**** Material to process ****

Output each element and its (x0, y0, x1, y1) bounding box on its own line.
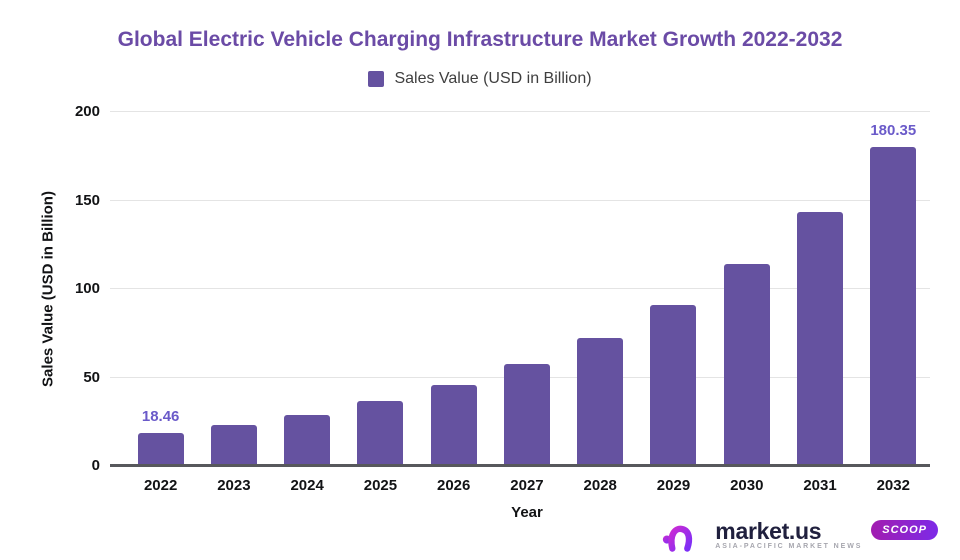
bar-slot-2028: 2028 (564, 112, 637, 494)
x-tick-label-2022: 2022 (143, 477, 178, 494)
gridline-200 (110, 111, 930, 112)
bar-2029 (650, 305, 697, 466)
bar-2030 (723, 263, 770, 466)
x-tick-label-2025: 2025 (363, 477, 398, 494)
y-tick-label: 200 (74, 103, 100, 120)
bar-slot-2025: 2025 (344, 112, 417, 494)
bar-2024 (284, 414, 331, 466)
gridline-150 (110, 199, 930, 201)
y-tick-label: 150 (74, 191, 100, 209)
bar-slot-2030: 2030 (710, 112, 783, 494)
bar-slot-2032: 180.35 2032 (857, 112, 930, 494)
bar-slot-2031: 2031 (783, 112, 856, 494)
brand-text-block: market.us ASIA-PACIFIC MARKET NEWS (715, 518, 863, 551)
x-axis-title: Year (511, 504, 543, 521)
x-tick-label-2029: 2029 (656, 477, 691, 494)
bar-2022 (137, 433, 184, 466)
x-tick-label-2024: 2024 (290, 477, 324, 494)
bar-slot-2023: 2023 (197, 112, 270, 494)
x-tick-label-2031: 2031 (803, 477, 837, 494)
bar-slot-2024: 2024 (271, 112, 344, 494)
y-tick-label: 0 (91, 457, 100, 474)
chart-title: Global Electric Vehicle Charging Infrast… (117, 28, 843, 51)
bar-slot-2026: 2026 (417, 112, 490, 494)
x-tick-label-2030: 2030 (730, 477, 764, 494)
bars: 18.46 2022 2023 2024 2025 2026 2027 2028 2029 203… (124, 112, 930, 494)
x-tick-label-2028: 2028 (583, 477, 617, 494)
x-tick-label-2027: 2027 (510, 477, 544, 494)
y-tick-label: 100 (74, 280, 100, 297)
x-axis-line (110, 464, 930, 467)
brand-footer: market.us ASIA-PACIFIC MARKET NEWS SCOOP (662, 516, 938, 554)
x-tick-label-2026: 2026 (437, 477, 471, 494)
bar-2023 (210, 424, 257, 466)
x-tick-label-2032: 2032 (876, 477, 910, 494)
brand-tagline: ASIA-PACIFIC MARKET NEWS (715, 543, 863, 550)
bar-2028 (577, 337, 624, 466)
legend-swatch (368, 71, 385, 87)
brand-name: market.us (715, 518, 822, 544)
legend: Sales Value (USD in Billion) (0, 70, 960, 88)
gridline-100 (110, 288, 930, 289)
bar-2025 (357, 401, 404, 466)
bar-slot-2022: 18.46 2022 (124, 112, 197, 494)
scoop-badge: SCOOP (871, 520, 938, 540)
y-axis-ticks: 0 50 100 150 200 (0, 103, 100, 474)
bar-2027 (503, 363, 550, 466)
x-tick-label-2023: 2023 (217, 477, 251, 494)
value-label-2032: 180.35 (870, 121, 917, 139)
bar-slot-2027: 2027 (490, 112, 563, 494)
bar-2031 (797, 212, 844, 466)
value-label-2022: 18.46 (141, 408, 180, 426)
y-tick-label: 50 (83, 368, 100, 386)
bar-2026 (430, 384, 477, 466)
legend-label: Sales Value (USD in Billion) (394, 70, 592, 87)
bar-2032 (870, 146, 917, 466)
bar-slot-2029: 2029 (637, 112, 710, 494)
marketus-logo-icon (663, 522, 708, 552)
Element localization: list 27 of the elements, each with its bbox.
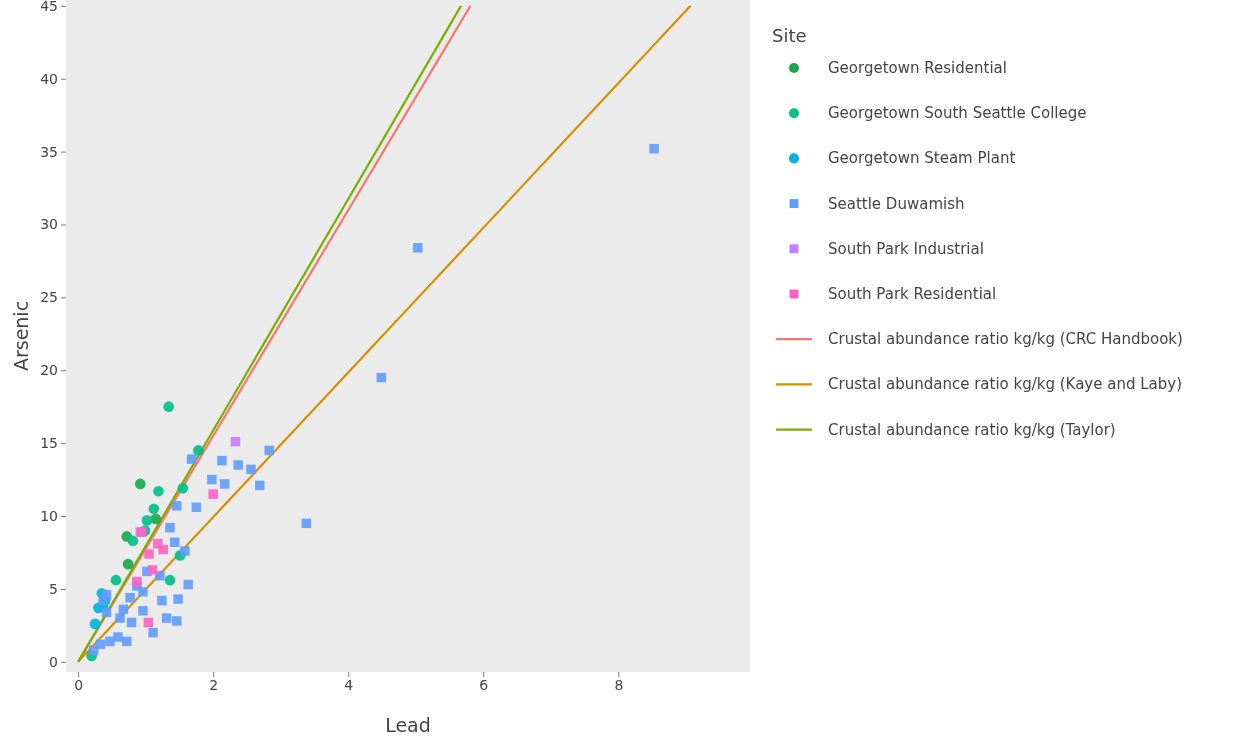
- y-tick-label: 35: [40, 143, 58, 160]
- y-tick-label: 10: [40, 508, 58, 525]
- y-tick-label: 0: [49, 653, 58, 670]
- y-tick-label: 30: [40, 216, 58, 233]
- legend-title: Site: [772, 25, 807, 46]
- y-tick-label: 15: [40, 435, 58, 452]
- legend-label: South Park Industrial: [828, 239, 984, 258]
- y-tick-label: 5: [49, 580, 58, 597]
- legend-label: Crustal abundance ratio kg/kg (Taylor): [828, 420, 1116, 439]
- x-tick-label: 2: [209, 676, 219, 693]
- y-axis-title: Arsenic: [10, 300, 32, 372]
- x-tick-label: 0: [74, 676, 84, 693]
- legend-label: Georgetown South Seattle College: [828, 104, 1087, 123]
- y-tick-label: 25: [40, 289, 58, 306]
- legend-label: Georgetown Steam Plant: [828, 149, 1016, 168]
- x-tick-label: 8: [614, 676, 624, 693]
- x-tick-label: 6: [479, 676, 489, 693]
- legend-label: Crustal abundance ratio kg/kg (CRC Handbook): [828, 330, 1183, 349]
- x-axis-title: Lead: [385, 714, 431, 736]
- legend-label: Georgetown Residential: [828, 59, 1007, 77]
- x-tick-label: 4: [344, 676, 354, 693]
- y-tick-label: 20: [40, 362, 58, 379]
- legend-label: Crustal abundance ratio kg/kg (Kaye and Laby): [828, 375, 1183, 394]
- y-tick-label: 40: [40, 70, 58, 87]
- y-tick-label: 45: [40, 0, 58, 14]
- legend-label: Seattle Duwamish: [828, 194, 965, 213]
- legend-label: South Park Residential: [828, 285, 997, 303]
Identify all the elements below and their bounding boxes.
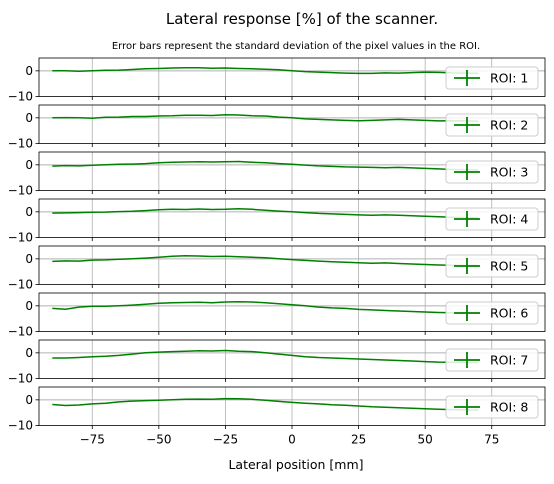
legend-label: ROI: 5 [490,259,528,274]
legend-box [445,207,539,231]
subplot-panels: 0 −10 ROI: 1 0 −10 ROI: 2 0 −10 ROI: 3 0 −10 ROI: 4… [8,57,546,447]
y-tick-label: −10 [8,419,33,433]
subplot-panel-8: 0 −10 ROI: 8 [8,386,546,433]
y-tick-label: −10 [8,278,33,292]
legend-box [445,301,539,325]
subplot-panel-6: 0 −10 ROI: 6 [8,292,546,339]
subplot-panel-4: 0 −10 ROI: 4 [8,198,546,245]
y-tick-label: −10 [8,231,33,245]
series-line [52,114,479,122]
legend-box [445,160,539,184]
subplot-panel-7: 0 −10 ROI: 7 [8,339,546,386]
x-tick-label: −50 [146,433,171,447]
x-axis-label: Lateral position [mm] [228,457,363,472]
series-line [52,208,479,219]
y-tick-label: 0 [25,158,33,172]
legend-label: ROI: 4 [490,212,528,227]
legend-box [445,66,539,90]
y-tick-label: −10 [8,90,33,104]
subplot-panel-3: 0 −10 ROI: 3 [8,151,546,198]
x-tick-label: 50 [418,433,433,447]
y-tick-label: −10 [8,372,33,386]
y-tick-label: 0 [25,111,33,125]
chart-subtitle: Error bars represent the standard deviat… [112,41,480,52]
y-tick-label: 0 [25,393,33,407]
y-tick-label: −10 [8,184,33,198]
legend-box [445,395,539,419]
legend-box [445,113,539,137]
legend-label: ROI: 7 [490,353,528,368]
x-tick-label: 75 [484,433,499,447]
y-tick-label: 0 [25,252,33,266]
y-tick-label: −10 [8,137,33,151]
y-tick-label: 0 [25,299,33,313]
legend-box [445,254,539,278]
legend-label: ROI: 8 [490,400,528,415]
legend-box [445,348,539,372]
subplot-panel-2: 0 −10 ROI: 2 [8,104,546,151]
y-tick-label: 0 [25,64,33,78]
x-tick-label: −75 [80,433,105,447]
y-tick-label: 0 [25,205,33,219]
x-tick-label: 25 [351,433,366,447]
series-line [52,397,479,411]
series-line [52,67,479,75]
series-line [52,300,479,314]
legend-label: ROI: 1 [490,71,528,86]
series-line [52,160,479,171]
y-tick-label: −10 [8,325,33,339]
series-line [52,255,479,267]
y-tick-label: 0 [25,346,33,360]
legend-label: ROI: 2 [490,118,528,133]
subplot-panel-1: 0 −10 ROI: 1 [8,57,546,104]
subplot-panel-5: 0 −10 ROI: 5 [8,245,546,292]
chart-title: Lateral response [%] of the scanner. [166,10,438,28]
series-line [52,349,479,364]
x-tick-label: 0 [288,433,296,447]
legend-label: ROI: 6 [490,306,528,321]
x-tick-label: −25 [213,433,238,447]
legend-label: ROI: 3 [490,165,528,180]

****

### Task brief
In the listing above, copy out verbatim every line from the one containing "- y-tick-label: 35: [40, 143, 58, 160]" up to and including the one containing "Identify all the".

### Response to the task
- y-tick-label: 35: [40, 143, 58, 160]
- y-tick-label: 10: [40, 508, 58, 525]
- y-tick-label: 0: [49, 653, 58, 670]
- y-tick-label: 30: [40, 216, 58, 233]
- legend-title: Site: [772, 25, 807, 46]
- y-tick-label: 15: [40, 435, 58, 452]
- legend-label: South Park Industrial: [828, 239, 984, 258]
- y-tick-label: 5: [49, 580, 58, 597]
- legend-label: Crustal abundance ratio kg/kg (Taylor): [828, 420, 1116, 439]
- x-tick-label: 2: [209, 676, 219, 693]
- y-axis-title: Arsenic: [10, 300, 32, 372]
- x-tick-label: 0: [74, 676, 84, 693]
- legend-label: Georgetown South Seattle College: [828, 104, 1087, 123]
- y-tick-label: 25: [40, 289, 58, 306]
- legend-label: Georgetown Steam Plant: [828, 149, 1016, 168]
- x-tick-label: 8: [614, 676, 624, 693]
- x-tick-label: 6: [479, 676, 489, 693]
- legend-label: Crustal abundance ratio kg/kg (CRC Handbook): [828, 330, 1183, 349]
- x-axis-title: Lead: [385, 714, 431, 736]
- legend-label: Georgetown Residential: [828, 59, 1007, 77]
- x-tick-label: 4: [344, 676, 354, 693]
- y-tick-label: 20: [40, 362, 58, 379]
- legend-label: Crustal abundance ratio kg/kg (Kaye and Laby): [828, 375, 1183, 394]
- y-tick-label: 40: [40, 70, 58, 87]
- y-tick-label: 45: [40, 0, 58, 14]
- legend-label: Seattle Duwamish: [828, 194, 965, 213]
- legend-label: South Park Residential: [828, 285, 997, 303]
Identify all the elements below and their bounding boxes.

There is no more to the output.